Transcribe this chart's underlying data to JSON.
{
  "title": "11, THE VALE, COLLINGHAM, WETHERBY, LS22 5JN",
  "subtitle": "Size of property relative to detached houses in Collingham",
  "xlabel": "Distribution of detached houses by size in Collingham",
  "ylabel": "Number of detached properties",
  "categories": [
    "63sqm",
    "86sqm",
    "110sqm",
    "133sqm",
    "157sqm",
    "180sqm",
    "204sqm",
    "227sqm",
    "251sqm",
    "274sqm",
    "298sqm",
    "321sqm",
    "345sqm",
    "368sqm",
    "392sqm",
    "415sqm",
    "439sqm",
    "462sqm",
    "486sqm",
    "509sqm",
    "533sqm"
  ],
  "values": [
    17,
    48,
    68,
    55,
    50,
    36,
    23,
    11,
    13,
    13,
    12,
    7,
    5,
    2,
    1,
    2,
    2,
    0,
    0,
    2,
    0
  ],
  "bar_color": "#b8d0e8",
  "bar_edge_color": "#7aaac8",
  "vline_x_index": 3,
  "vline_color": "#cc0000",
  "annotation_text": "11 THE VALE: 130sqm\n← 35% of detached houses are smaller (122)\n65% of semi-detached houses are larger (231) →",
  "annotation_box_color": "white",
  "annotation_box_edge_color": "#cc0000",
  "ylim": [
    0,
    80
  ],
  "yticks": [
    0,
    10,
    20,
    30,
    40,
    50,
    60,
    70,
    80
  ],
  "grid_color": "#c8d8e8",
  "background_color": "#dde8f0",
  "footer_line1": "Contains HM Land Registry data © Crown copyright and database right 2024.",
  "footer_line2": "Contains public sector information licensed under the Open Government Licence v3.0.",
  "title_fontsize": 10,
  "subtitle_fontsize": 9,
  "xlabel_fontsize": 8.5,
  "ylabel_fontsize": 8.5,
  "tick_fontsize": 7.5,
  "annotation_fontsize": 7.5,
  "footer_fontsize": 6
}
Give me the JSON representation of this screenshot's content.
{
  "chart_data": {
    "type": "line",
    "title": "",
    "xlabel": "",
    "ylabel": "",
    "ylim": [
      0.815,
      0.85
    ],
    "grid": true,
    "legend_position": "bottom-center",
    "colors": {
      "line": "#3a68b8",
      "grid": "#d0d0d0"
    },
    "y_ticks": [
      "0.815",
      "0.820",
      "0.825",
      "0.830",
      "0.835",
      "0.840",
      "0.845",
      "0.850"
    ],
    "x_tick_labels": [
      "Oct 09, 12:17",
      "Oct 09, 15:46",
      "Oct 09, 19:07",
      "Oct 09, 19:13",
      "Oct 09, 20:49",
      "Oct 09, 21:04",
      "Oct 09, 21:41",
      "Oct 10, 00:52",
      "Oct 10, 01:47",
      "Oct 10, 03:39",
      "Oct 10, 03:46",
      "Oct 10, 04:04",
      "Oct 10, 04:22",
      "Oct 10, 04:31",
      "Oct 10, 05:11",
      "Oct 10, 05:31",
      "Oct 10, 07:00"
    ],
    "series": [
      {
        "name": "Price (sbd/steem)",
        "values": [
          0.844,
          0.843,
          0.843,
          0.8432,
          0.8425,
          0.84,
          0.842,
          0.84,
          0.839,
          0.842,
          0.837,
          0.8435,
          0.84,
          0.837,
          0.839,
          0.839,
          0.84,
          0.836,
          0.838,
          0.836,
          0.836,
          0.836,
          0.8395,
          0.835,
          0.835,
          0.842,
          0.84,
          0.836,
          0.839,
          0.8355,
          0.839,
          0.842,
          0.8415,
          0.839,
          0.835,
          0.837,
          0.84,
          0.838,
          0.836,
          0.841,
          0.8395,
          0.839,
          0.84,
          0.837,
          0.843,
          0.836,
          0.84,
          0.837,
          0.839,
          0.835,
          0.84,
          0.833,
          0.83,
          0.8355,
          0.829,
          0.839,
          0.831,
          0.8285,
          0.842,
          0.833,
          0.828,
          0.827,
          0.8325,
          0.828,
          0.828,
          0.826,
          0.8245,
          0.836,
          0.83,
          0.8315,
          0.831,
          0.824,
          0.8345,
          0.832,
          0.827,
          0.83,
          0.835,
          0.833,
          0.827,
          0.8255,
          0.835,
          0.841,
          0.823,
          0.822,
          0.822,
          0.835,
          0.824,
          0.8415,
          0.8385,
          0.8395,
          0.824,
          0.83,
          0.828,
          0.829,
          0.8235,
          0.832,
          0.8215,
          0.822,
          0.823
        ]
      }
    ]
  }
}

════════════════════

Show every line that contains the word "detached".

  "subtitle": "Size of property relative to detached houses in Collingham",
  "xlabel": "Distribution of detached houses by size in Collingham",
  "ylabel": "Number of detached properties",
  "annotation_text": "11 THE VALE: 130sqm\n← 35% of detached houses are smaller (122)\n65% of semi-detached houses are larger (231) →",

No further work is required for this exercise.